> Exercise details
Using the data below, repeat all of it precisely.

--- start Data to use ---

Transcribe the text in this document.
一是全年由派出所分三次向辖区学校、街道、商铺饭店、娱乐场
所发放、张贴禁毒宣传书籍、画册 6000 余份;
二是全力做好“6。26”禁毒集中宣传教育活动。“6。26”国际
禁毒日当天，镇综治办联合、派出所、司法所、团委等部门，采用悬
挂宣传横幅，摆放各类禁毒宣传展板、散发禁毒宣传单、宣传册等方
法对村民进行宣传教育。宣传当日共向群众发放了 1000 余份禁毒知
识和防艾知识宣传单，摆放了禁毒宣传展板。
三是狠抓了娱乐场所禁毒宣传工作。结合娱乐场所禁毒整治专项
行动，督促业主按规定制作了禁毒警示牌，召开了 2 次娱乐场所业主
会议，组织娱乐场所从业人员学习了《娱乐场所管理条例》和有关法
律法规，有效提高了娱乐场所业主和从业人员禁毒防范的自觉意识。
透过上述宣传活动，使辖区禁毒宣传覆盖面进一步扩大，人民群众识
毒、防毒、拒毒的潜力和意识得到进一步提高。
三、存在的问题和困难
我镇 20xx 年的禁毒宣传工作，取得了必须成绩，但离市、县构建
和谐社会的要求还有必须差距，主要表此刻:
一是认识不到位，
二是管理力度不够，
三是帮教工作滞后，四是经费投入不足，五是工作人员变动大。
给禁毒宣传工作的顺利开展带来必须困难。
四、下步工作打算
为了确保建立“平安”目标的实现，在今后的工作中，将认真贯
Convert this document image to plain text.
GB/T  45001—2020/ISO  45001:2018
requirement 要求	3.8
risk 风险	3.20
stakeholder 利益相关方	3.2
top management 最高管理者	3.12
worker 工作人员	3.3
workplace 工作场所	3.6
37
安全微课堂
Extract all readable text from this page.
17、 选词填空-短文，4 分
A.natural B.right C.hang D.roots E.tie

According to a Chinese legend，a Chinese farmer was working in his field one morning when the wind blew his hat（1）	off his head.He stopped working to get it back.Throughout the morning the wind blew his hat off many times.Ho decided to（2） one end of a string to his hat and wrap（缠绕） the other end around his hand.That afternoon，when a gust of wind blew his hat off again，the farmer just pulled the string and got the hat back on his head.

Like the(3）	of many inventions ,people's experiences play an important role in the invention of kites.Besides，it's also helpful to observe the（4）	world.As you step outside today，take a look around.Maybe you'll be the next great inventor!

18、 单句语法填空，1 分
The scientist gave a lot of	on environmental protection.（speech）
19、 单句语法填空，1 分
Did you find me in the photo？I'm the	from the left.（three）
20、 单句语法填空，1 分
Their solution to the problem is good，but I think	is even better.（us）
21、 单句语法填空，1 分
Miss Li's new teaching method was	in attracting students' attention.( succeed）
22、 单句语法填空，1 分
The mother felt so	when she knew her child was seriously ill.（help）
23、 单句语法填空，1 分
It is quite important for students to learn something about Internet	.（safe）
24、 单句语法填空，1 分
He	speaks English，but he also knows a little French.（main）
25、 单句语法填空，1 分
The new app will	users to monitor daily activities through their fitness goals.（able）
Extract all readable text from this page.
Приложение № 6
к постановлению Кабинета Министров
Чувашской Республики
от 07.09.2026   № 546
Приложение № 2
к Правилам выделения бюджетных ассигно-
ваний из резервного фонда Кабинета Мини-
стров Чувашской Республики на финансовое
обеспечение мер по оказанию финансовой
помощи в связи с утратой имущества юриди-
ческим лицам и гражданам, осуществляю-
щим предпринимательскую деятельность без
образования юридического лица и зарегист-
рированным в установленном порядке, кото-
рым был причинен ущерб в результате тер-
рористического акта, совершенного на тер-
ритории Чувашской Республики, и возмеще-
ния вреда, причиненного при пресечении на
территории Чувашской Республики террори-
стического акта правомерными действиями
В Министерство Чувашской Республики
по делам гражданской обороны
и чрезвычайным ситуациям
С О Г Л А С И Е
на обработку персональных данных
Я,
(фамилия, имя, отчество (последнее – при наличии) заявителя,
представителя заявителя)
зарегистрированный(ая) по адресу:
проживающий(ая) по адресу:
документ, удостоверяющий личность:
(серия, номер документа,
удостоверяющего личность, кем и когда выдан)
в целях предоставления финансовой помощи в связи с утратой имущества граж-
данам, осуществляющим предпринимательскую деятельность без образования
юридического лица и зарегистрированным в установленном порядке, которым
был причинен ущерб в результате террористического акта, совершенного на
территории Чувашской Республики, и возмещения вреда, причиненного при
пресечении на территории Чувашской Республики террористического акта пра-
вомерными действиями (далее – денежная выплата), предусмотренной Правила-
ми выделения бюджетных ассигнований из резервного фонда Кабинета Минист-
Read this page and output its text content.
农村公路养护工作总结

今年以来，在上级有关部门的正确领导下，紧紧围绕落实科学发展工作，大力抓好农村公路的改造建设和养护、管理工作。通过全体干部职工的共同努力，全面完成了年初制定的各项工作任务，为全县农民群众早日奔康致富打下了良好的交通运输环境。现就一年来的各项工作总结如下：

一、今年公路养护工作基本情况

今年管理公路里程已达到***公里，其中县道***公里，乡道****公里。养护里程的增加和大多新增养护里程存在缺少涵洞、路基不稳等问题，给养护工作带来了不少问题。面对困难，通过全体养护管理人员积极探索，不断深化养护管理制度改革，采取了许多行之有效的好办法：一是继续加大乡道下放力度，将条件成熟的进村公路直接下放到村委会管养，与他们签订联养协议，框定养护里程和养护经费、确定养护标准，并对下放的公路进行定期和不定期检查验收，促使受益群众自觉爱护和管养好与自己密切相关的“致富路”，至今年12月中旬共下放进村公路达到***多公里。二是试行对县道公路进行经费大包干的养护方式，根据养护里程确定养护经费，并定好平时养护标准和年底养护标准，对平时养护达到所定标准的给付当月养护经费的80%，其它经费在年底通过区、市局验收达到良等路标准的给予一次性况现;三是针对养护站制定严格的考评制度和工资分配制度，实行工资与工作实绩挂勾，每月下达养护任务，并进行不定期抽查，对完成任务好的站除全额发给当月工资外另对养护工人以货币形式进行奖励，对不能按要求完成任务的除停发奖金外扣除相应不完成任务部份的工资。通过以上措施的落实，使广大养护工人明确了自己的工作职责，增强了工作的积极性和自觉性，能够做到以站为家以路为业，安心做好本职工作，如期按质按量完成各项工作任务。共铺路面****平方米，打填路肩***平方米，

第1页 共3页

--- end Data to use ---

> Output of the task
Transcribe the text in this document.
一是全年由派出所分三次向辖区学校、街道、商铺饭店、娱乐场
所发放、张贴禁毒宣传书籍、画册 6000 余份;
二是全力做好“6。26”禁毒集中宣传教育活动。“6。26”国际
禁毒日当天，镇综治办联合、派出所、司法所、团委等部门，采用悬
挂宣传横幅，摆放各类禁毒宣传展板、散发禁毒宣传单、宣传册等方
法对村民进行宣传教育。宣传当日共向群众发放了 1000 余份禁毒知
识和防艾知识宣传单，摆放了禁毒宣传展板。
三是狠抓了娱乐场所禁毒宣传工作。结合娱乐场所禁毒整治专项
行动，督促业主按规定制作了禁毒警示牌，召开了 2 次娱乐场所业主
会议，组织娱乐场所从业人员学习了《娱乐场所管理条例》和有关法
律法规，有效提高了娱乐场所业主和从业人员禁毒防范的自觉意识。
透过上述宣传活动，使辖区禁毒宣传覆盖面进一步扩大，人民群众识
毒、防毒、拒毒的潜力和意识得到进一步提高。
三、存在的问题和困难
我镇 20xx 年的禁毒宣传工作，取得了必须成绩，但离市、县构建
和谐社会的要求还有必须差距，主要表此刻:
一是认识不到位，
二是管理力度不够，
三是帮教工作滞后，四是经费投入不足，五是工作人员变动大。
给禁毒宣传工作的顺利开展带来必须困难。
四、下步工作打算
为了确保建立“平安”目标的实现，在今后的工作中，将认真贯
Convert this document image to plain text.
GB/T  45001—2020/ISO  45001:2018
requirement 要求	3.8
risk 风险	3.20
stakeholder 利益相关方	3.2
top management 最高管理者	3.12
worker 工作人员	3.3
workplace 工作场所	3.6
37
安全微课堂
Extract all readable text from this page.
17、 选词填空-短文，4 分
A.natural B.right C.hang D.roots E.tie

According to a Chinese legend，a Chinese farmer was working in his field one morning when the wind blew his hat（1）	off his head.He stopped working to get it back.Throughout the morning the wind blew his hat off many times.Ho decided to（2） one end of a string to his hat and wrap（缠绕） the other end around his hand.That afternoon，when a gust of wind blew his hat off again，the farmer just pulled the string and got the hat back on his head.

Like the(3）	of many inventions ,people's experiences play an important role in the invention of kites.Besides，it's also helpful to observe the（4）	world.As you step outside today，take a look around.Maybe you'll be the next great inventor!

18、 单句语法填空，1 分
The scientist gave a lot of	on environmental protection.（speech）
19、 单句语法填空，1 分
Did you find me in the photo？I'm the	from the left.（three）
20、 单句语法填空，1 分
Their solution to the problem is good，but I think	is even better.（us）
21、 单句语法填空，1 分
Miss Li's new teaching method was	in attracting students' attention.( succeed）
22、 单句语法填空，1 分
The mother felt so	when she knew her child was seriously ill.（help）
23、 单句语法填空，1 分
It is quite important for students to learn something about Internet	.（safe）
24、 单句语法填空，1 分
He	speaks English，but he also knows a little French.（main）
25、 单句语法填空，1 分
The new app will	users to monitor daily activities through their fitness goals.（able）
Extract all readable text from this page.
Приложение № 6
к постановлению Кабинета Министров
Чувашской Республики
от 07.09.2026   № 546
Приложение № 2
к Правилам выделения бюджетных ассигно-
ваний из резервного фонда Кабинета Мини-
стров Чувашской Республики на финансовое
обеспечение мер по оказанию финансовой
помощи в связи с утратой имущества юриди-
ческим лицам и гражданам, осуществляю-
щим предпринимательскую деятельность без
образования юридического лица и зарегист-
рированным в установленном порядке, кото-
рым был причинен ущерб в результате тер-
рористического акта, совершенного на тер-
ритории Чувашской Республики, и возмеще-
ния вреда, причиненного при пресечении на
территории Чувашской Республики террори-
стического акта правомерными действиями
В Министерство Чувашской Республики
по делам гражданской обороны
и чрезвычайным ситуациям
С О Г Л А С И Е
на обработку персональных данных
Я,
(фамилия, имя, отчество (последнее – при наличии) заявителя,
представителя заявителя)
зарегистрированный(ая) по адресу:
проживающий(ая) по адресу:
документ, удостоверяющий личность:
(серия, номер документа,
удостоверяющего личность, кем и когда выдан)
в целях предоставления финансовой помощи в связи с утратой имущества граж-
данам, осуществляющим предпринимательскую деятельность без образования
юридического лица и зарегистрированным в установленном порядке, которым
был причинен ущерб в результате террористического акта, совершенного на
территории Чувашской Республики, и возмещения вреда, причиненного при
пресечении на территории Чувашской Республики террористического акта пра-
вомерными действиями (далее – денежная выплата), предусмотренной Правила-
ми выделения бюджетных ассигнований из резервного фонда Кабинета Минист-
Read this page and output its text content.
农村公路养护工作总结

今年以来，在上级有关部门的正确领导下，紧紧围绕落实科学发展工作，大力抓好农村公路的改造建设和养护、管理工作。通过全体干部职工的共同努力，全面完成了年初制定的各项工作任务，为全县农民群众早日奔康致富打下了良好的交通运输环境。现就一年来的各项工作总结如下：

一、今年公路养护工作基本情况

今年管理公路里程已达到***公里，其中县道***公里，乡道****公里。养护里程的增加和大多新增养护里程存在缺少涵洞、路基不稳等问题，给养护工作带来了不少问题。面对困难，通过全体养护管理人员积极探索，不断深化养护管理制度改革，采取了许多行之有效的好办法：一是继续加大乡道下放力度，将条件成熟的进村公路直接下放到村委会管养，与他们签订联养协议，框定养护里程和养护经费、确定养护标准，并对下放的公路进行定期和不定期检查验收，促使受益群众自觉爱护和管养好与自己密切相关的“致富路”，至今年12月中旬共下放进村公路达到***多公里。二是试行对县道公路进行经费大包干的养护方式，根据养护里程确定养护经费，并定好平时养护标准和年底养护标准，对平时养护达到所定标准的给付当月养护经费的80%，其它经费在年底通过区、市局验收达到良等路标准的给予一次性况现;三是针对养护站制定严格的考评制度和工资分配制度，实行工资与工作实绩挂勾，每月下达养护任务，并进行不定期抽查，对完成任务好的站除全额发给当月工资外另对养护工人以货币形式进行奖励，对不能按要求完成任务的除停发奖金外扣除相应不完成任务部份的工资。通过以上措施的落实，使广大养护工人明确了自己的工作职责，增强了工作的积极性和自觉性，能够做到以站为家以路为业，安心做好本职工作，如期按质按量完成各项工作任务。共铺路面****平方米，打填路肩***平方米，

第1页 共3页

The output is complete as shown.